(Stored data entries)
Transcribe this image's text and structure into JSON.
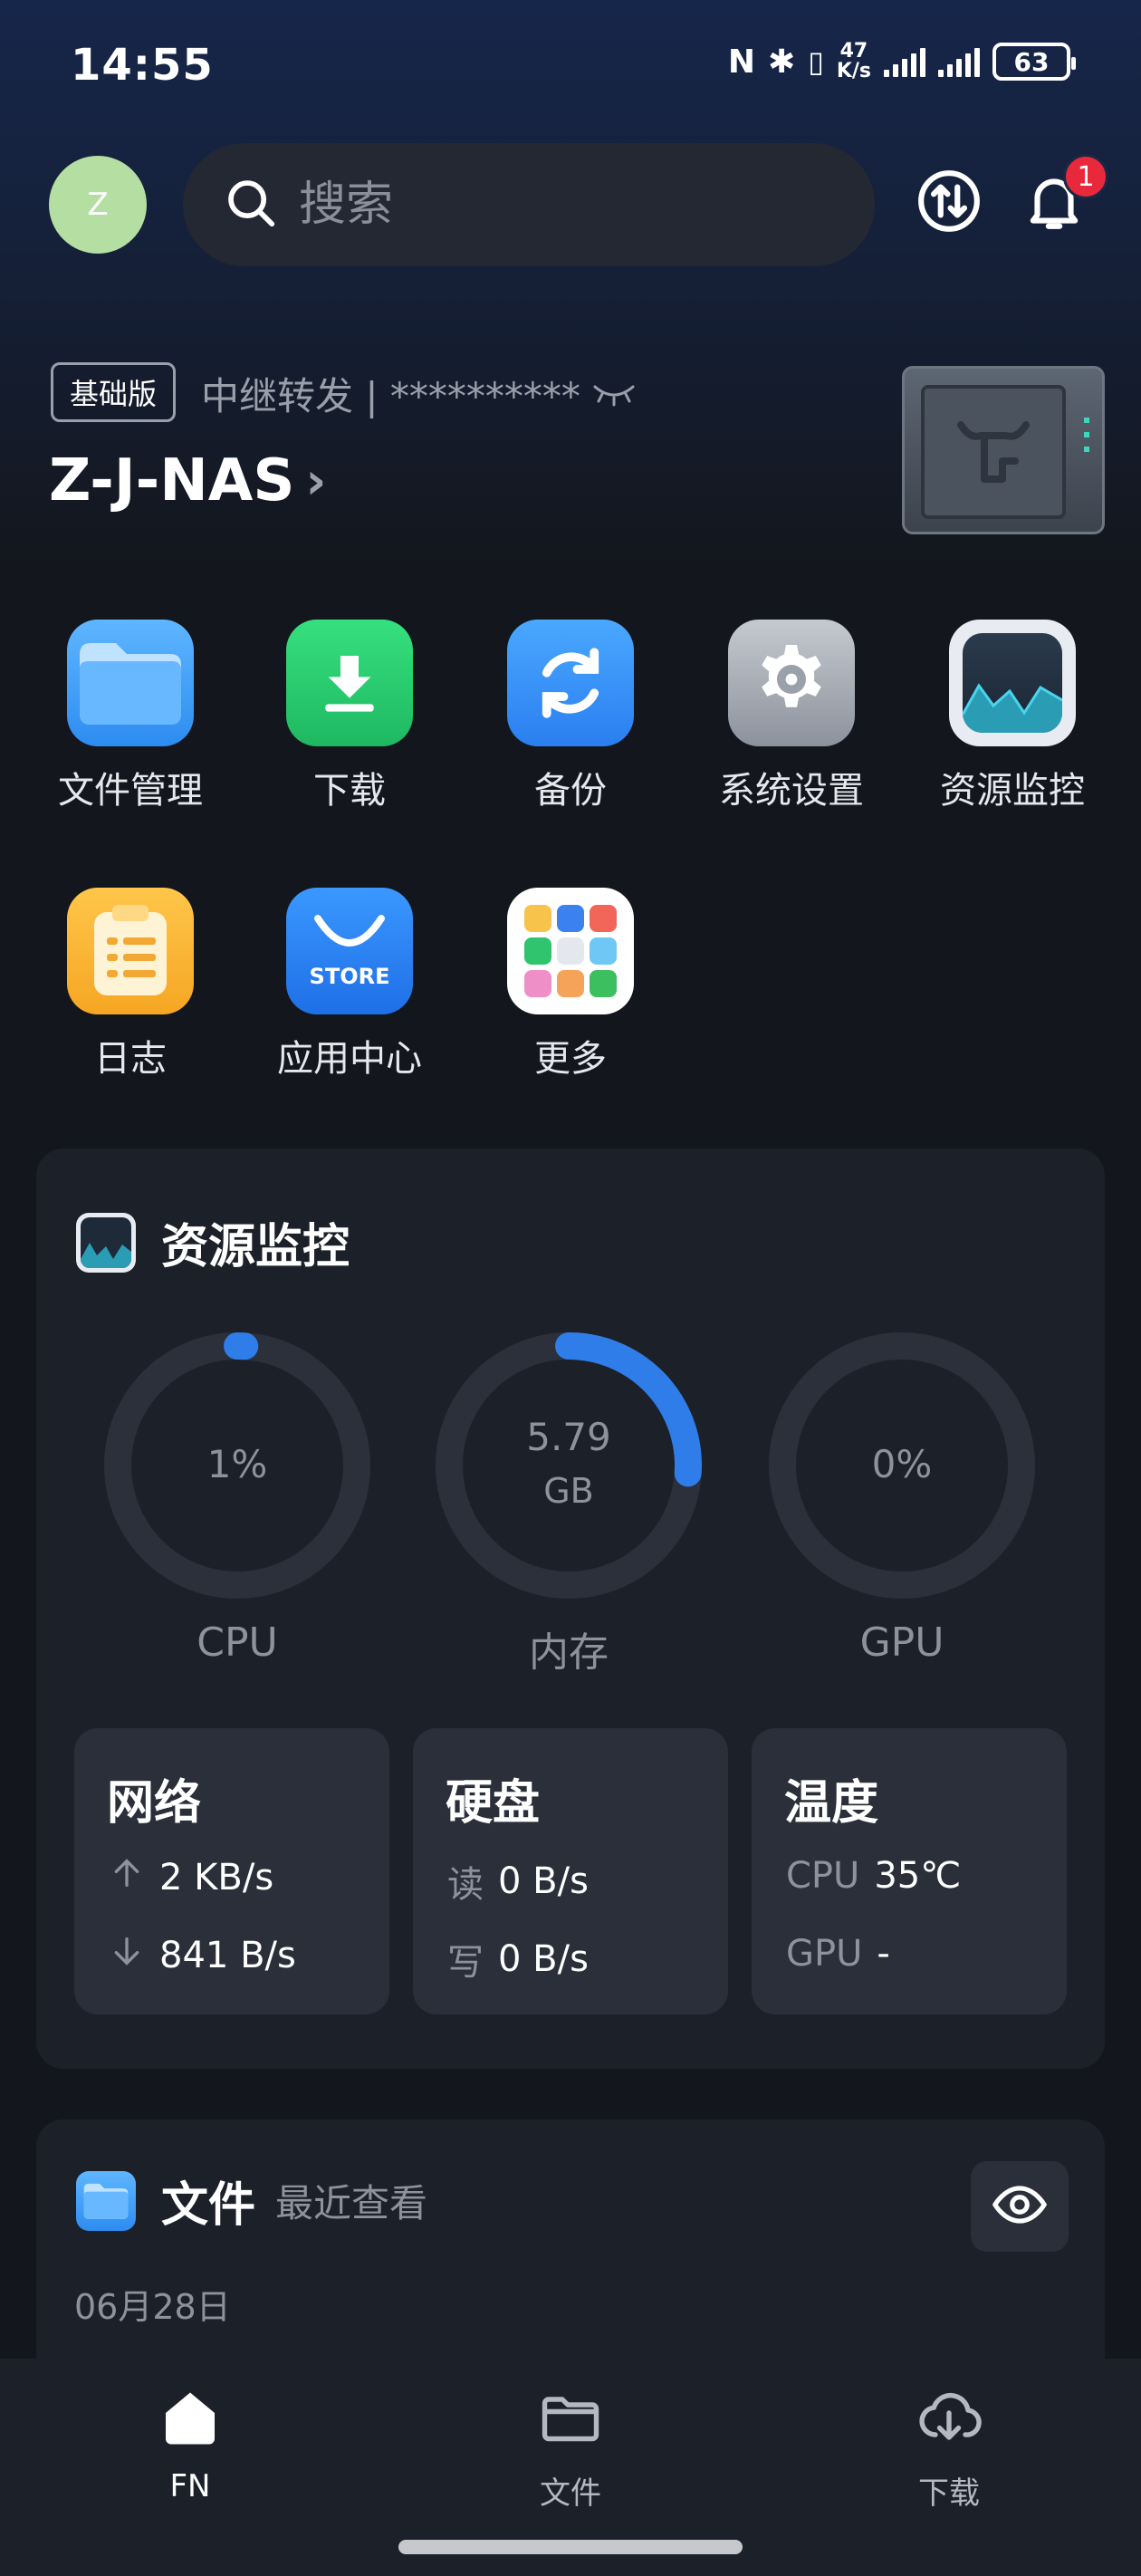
{
  "status_bar": {
    "time": "14:55",
    "net_speed_value": "47",
    "net_speed_unit": "K/s",
    "battery": "63"
  },
  "header": {
    "avatar_letter": "Z",
    "search_placeholder": "搜索",
    "notification_count": "1"
  },
  "device": {
    "edition": "基础版",
    "relay_text": "中继转发 | **********",
    "name": "Z-J-NAS",
    "chevron": "›"
  },
  "apps": [
    {
      "label": "文件管理",
      "icon": "folder-icon"
    },
    {
      "label": "下载",
      "icon": "download-icon"
    },
    {
      "label": "备份",
      "icon": "sync-icon"
    },
    {
      "label": "系统设置",
      "icon": "gear-icon"
    },
    {
      "label": "资源监控",
      "icon": "monitor-icon"
    },
    {
      "label": "日志",
      "icon": "clipboard-icon"
    },
    {
      "label": "应用中心",
      "icon": "store-icon",
      "icon_text": "STORE"
    },
    {
      "label": "更多",
      "icon": "grid-icon"
    }
  ],
  "resource_monitor": {
    "title": "资源监控",
    "gauges": [
      {
        "label": "CPU",
        "value_text": "1%",
        "fraction": 0.01
      },
      {
        "label": "内存",
        "value_text": "5.79",
        "unit": "GB",
        "fraction": 0.26
      },
      {
        "label": "GPU",
        "value_text": "0%",
        "fraction": 0
      }
    ],
    "network": {
      "title": "网络",
      "up": "2 KB/s",
      "down": "841 B/s"
    },
    "disk": {
      "title": "硬盘",
      "read_label": "读",
      "read": "0 B/s",
      "write_label": "写",
      "write": "0 B/s"
    },
    "temperature": {
      "title": "温度",
      "cpu_label": "CPU",
      "cpu": "35℃",
      "gpu_label": "GPU",
      "gpu": "-"
    }
  },
  "files": {
    "title": "文件",
    "subtitle": "最近查看",
    "date": "06月28日"
  },
  "bottom_nav": [
    {
      "label": "FN",
      "icon": "home-icon",
      "active": true
    },
    {
      "label": "文件",
      "icon": "folder-outline-icon",
      "active": false
    },
    {
      "label": "下载",
      "icon": "cloud-download-icon",
      "active": false
    }
  ],
  "colors": {
    "accent": "#2f7de8",
    "background": "#13161c",
    "card": "#1c2029",
    "badge": "#e8293b"
  }
}
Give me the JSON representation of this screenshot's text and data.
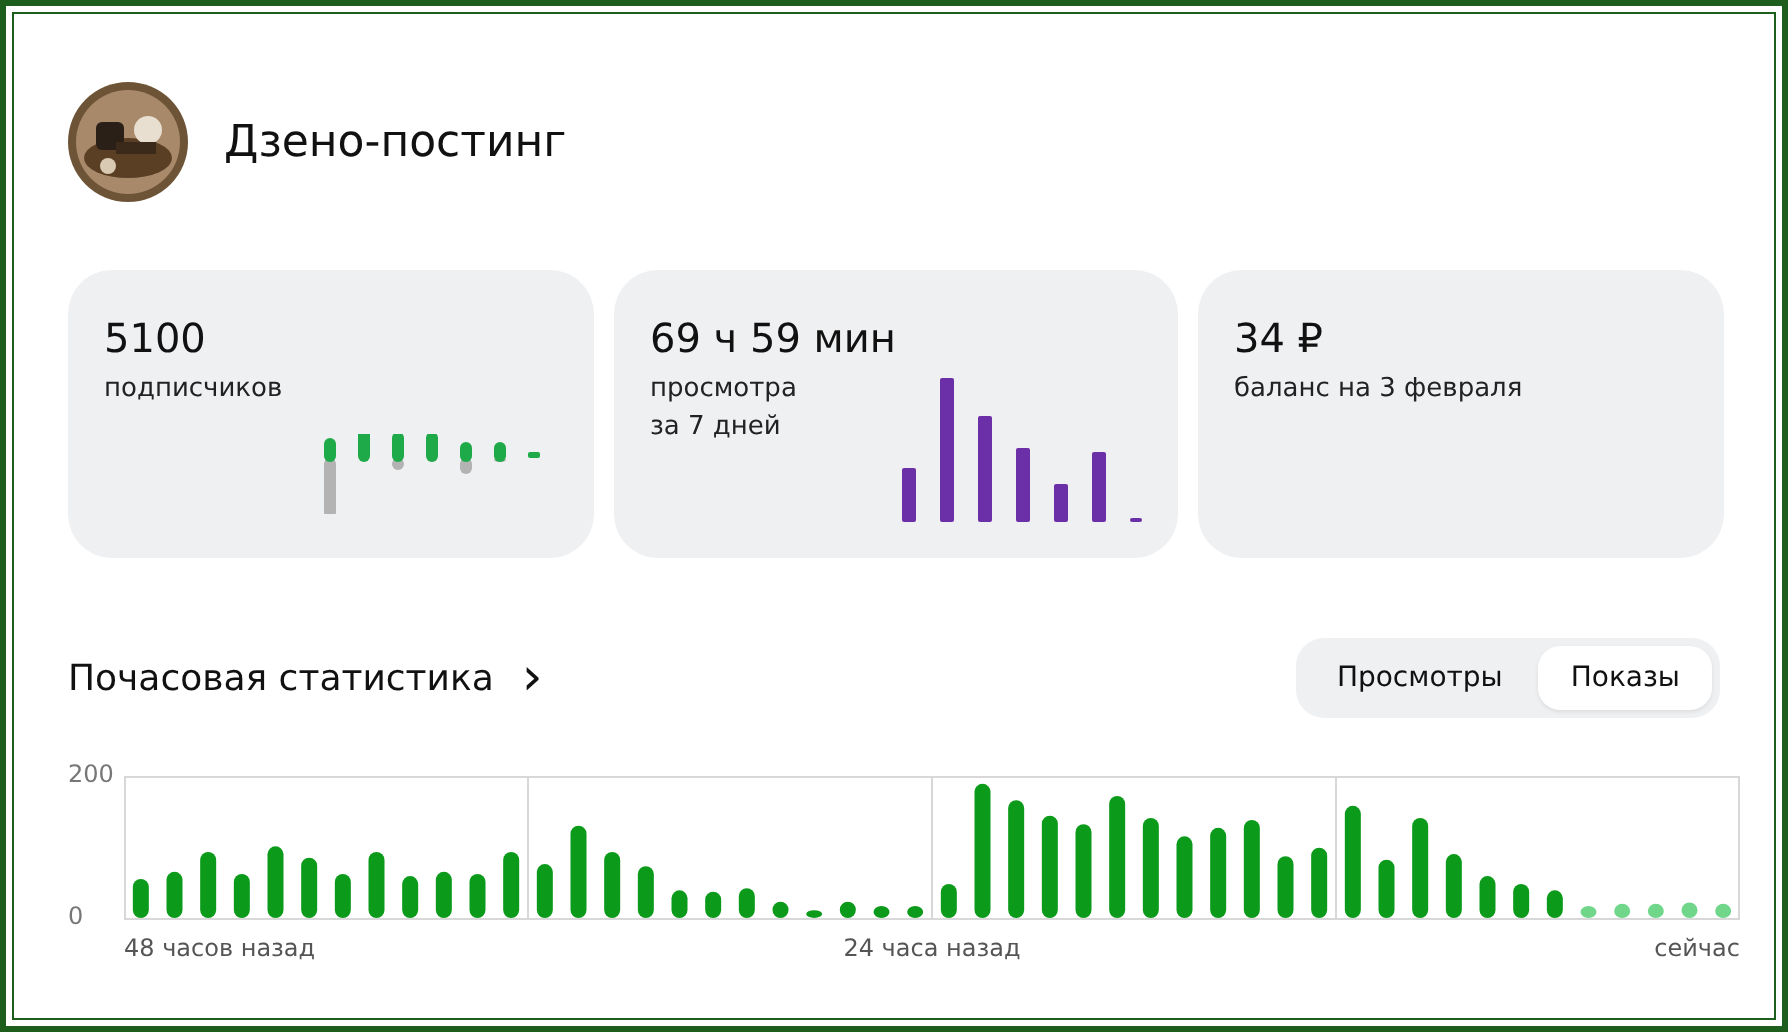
{
  "channel": {
    "title": "Дзено-постинг"
  },
  "cards": [
    {
      "value": "5100",
      "label": "подписчиков",
      "kind": "diverging"
    },
    {
      "value": "69 ч 59 мин",
      "label": "просмотра\nза 7 дней",
      "kind": "bars"
    },
    {
      "value": "34 ₽",
      "label": "баланс на 3 февраля",
      "kind": "plain"
    }
  ],
  "hourly": {
    "title": "Почасовая статистика",
    "arrow": "›",
    "x_labels": [
      "48 часов назад",
      "24 часа назад",
      "сейчас"
    ],
    "toggle": [
      {
        "label": "Просмотры",
        "selected": false
      },
      {
        "label": "Показы",
        "selected": true
      }
    ],
    "chart_data": {
      "type": "bar",
      "stacked": true,
      "grid": true,
      "ylim": [
        0,
        200
      ],
      "yticks": [
        0,
        200
      ],
      "categories": [
        null,
        null,
        null,
        null,
        null,
        null,
        null,
        null,
        null,
        null,
        null,
        null,
        null,
        null,
        null,
        null,
        null,
        null,
        null,
        null,
        null,
        null,
        null,
        null,
        null,
        null,
        null,
        null,
        null,
        null,
        null,
        null,
        null,
        null,
        null,
        null,
        null,
        null,
        null,
        null,
        null,
        null,
        null,
        null,
        null,
        null,
        null,
        null
      ],
      "series": [
        {
          "color": "#0b9a1a",
          "values": [
            55,
            65,
            93,
            62,
            101,
            85,
            62,
            93,
            59,
            65,
            62,
            93,
            76,
            130,
            93,
            73,
            39,
            37,
            42,
            23,
            11,
            23,
            17,
            17,
            48,
            189,
            166,
            144,
            132,
            172,
            141,
            115,
            127,
            138,
            87,
            99,
            158,
            82,
            141,
            90,
            59,
            48,
            39,
            null,
            null,
            null,
            null,
            null
          ]
        },
        {
          "color": "#6fd68a",
          "values": [
            null,
            null,
            null,
            null,
            null,
            null,
            null,
            null,
            null,
            null,
            null,
            null,
            null,
            null,
            null,
            null,
            null,
            null,
            null,
            null,
            null,
            null,
            null,
            null,
            null,
            null,
            null,
            null,
            null,
            null,
            null,
            null,
            null,
            null,
            null,
            null,
            null,
            null,
            null,
            null,
            null,
            null,
            null,
            17,
            20,
            20,
            22,
            20
          ]
        }
      ]
    }
  }
}
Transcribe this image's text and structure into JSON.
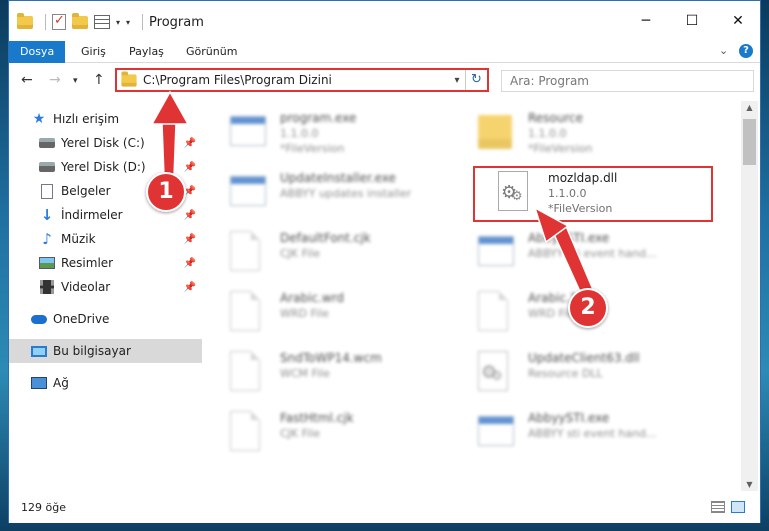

- _Given problem_:
Repeat the records above exactly, omitting every picture.

- _Solved problem_:
Transcribe this image's text and structure into JSON.
{
  "status_bar": {
    "time": "14:55",
    "net_speed_value": "47",
    "net_speed_unit": "K/s",
    "battery": "63"
  },
  "header": {
    "avatar_letter": "Z",
    "search_placeholder": "搜索",
    "notification_count": "1"
  },
  "device": {
    "edition": "基础版",
    "relay_text": "中继转发 | **********",
    "name": "Z-J-NAS",
    "chevron": "›"
  },
  "apps": [
    {
      "label": "文件管理",
      "icon": "folder-icon"
    },
    {
      "label": "下载",
      "icon": "download-icon"
    },
    {
      "label": "备份",
      "icon": "sync-icon"
    },
    {
      "label": "系统设置",
      "icon": "gear-icon"
    },
    {
      "label": "资源监控",
      "icon": "monitor-icon"
    },
    {
      "label": "日志",
      "icon": "clipboard-icon"
    },
    {
      "label": "应用中心",
      "icon": "store-icon",
      "icon_text": "STORE"
    },
    {
      "label": "更多",
      "icon": "grid-icon"
    }
  ],
  "resource_monitor": {
    "title": "资源监控",
    "gauges": [
      {
        "label": "CPU",
        "value_text": "1%",
        "fraction": 0.01
      },
      {
        "label": "内存",
        "value_text": "5.79",
        "unit": "GB",
        "fraction": 0.26
      },
      {
        "label": "GPU",
        "value_text": "0%",
        "fraction": 0
      }
    ],
    "network": {
      "title": "网络",
      "up": "2 KB/s",
      "down": "841 B/s"
    },
    "disk": {
      "title": "硬盘",
      "read_label": "读",
      "read": "0 B/s",
      "write_label": "写",
      "write": "0 B/s"
    },
    "temperature": {
      "title": "温度",
      "cpu_label": "CPU",
      "cpu": "35℃",
      "gpu_label": "GPU",
      "gpu": "-"
    }
  },
  "files": {
    "title": "文件",
    "subtitle": "最近查看",
    "date": "06月28日"
  },
  "bottom_nav": [
    {
      "label": "FN",
      "icon": "home-icon",
      "active": true
    },
    {
      "label": "文件",
      "icon": "folder-outline-icon",
      "active": false
    },
    {
      "label": "下载",
      "icon": "cloud-download-icon",
      "active": false
    }
  ],
  "colors": {
    "accent": "#2f7de8",
    "background": "#13161c",
    "card": "#1c2029",
    "badge": "#e8293b"
  }
}
Give me the JSON representation of this screenshot's text and data.
{
  "channel": {
    "title": "Дзено-постинг"
  },
  "cards": [
    {
      "value": "5100",
      "label": "подписчиков",
      "kind": "diverging"
    },
    {
      "value": "69 ч 59 мин",
      "label": "просмотра\nза 7 дней",
      "kind": "bars"
    },
    {
      "value": "34 ₽",
      "label": "баланс на 3 февраля",
      "kind": "plain"
    }
  ],
  "hourly": {
    "title": "Почасовая статистика",
    "arrow": "›",
    "x_labels": [
      "48 часов назад",
      "24 часа назад",
      "сейчас"
    ],
    "toggle": [
      {
        "label": "Просмотры",
        "selected": false
      },
      {
        "label": "Показы",
        "selected": true
      }
    ],
    "chart_data": {
      "type": "bar",
      "stacked": true,
      "grid": true,
      "ylim": [
        0,
        200
      ],
      "yticks": [
        0,
        200
      ],
      "categories": [
        null,
        null,
        null,
        null,
        null,
        null,
        null,
        null,
        null,
        null,
        null,
        null,
        null,
        null,
        null,
        null,
        null,
        null,
        null,
        null,
        null,
        null,
        null,
        null,
        null,
        null,
        null,
        null,
        null,
        null,
        null,
        null,
        null,
        null,
        null,
        null,
        null,
        null,
        null,
        null,
        null,
        null,
        null,
        null,
        null,
        null,
        null,
        null
      ],
      "series": [
        {
          "color": "#0b9a1a",
          "values": [
            55,
            65,
            93,
            62,
            101,
            85,
            62,
            93,
            59,
            65,
            62,
            93,
            76,
            130,
            93,
            73,
            39,
            37,
            42,
            23,
            11,
            23,
            17,
            17,
            48,
            189,
            166,
            144,
            132,
            172,
            141,
            115,
            127,
            138,
            87,
            99,
            158,
            82,
            141,
            90,
            59,
            48,
            39,
            null,
            null,
            null,
            null,
            null
          ]
        },
        {
          "color": "#6fd68a",
          "values": [
            null,
            null,
            null,
            null,
            null,
            null,
            null,
            null,
            null,
            null,
            null,
            null,
            null,
            null,
            null,
            null,
            null,
            null,
            null,
            null,
            null,
            null,
            null,
            null,
            null,
            null,
            null,
            null,
            null,
            null,
            null,
            null,
            null,
            null,
            null,
            null,
            null,
            null,
            null,
            null,
            null,
            null,
            null,
            17,
            20,
            20,
            22,
            20
          ]
        }
      ]
    }
  }
}
Transcribe this image's text and structure into JSON.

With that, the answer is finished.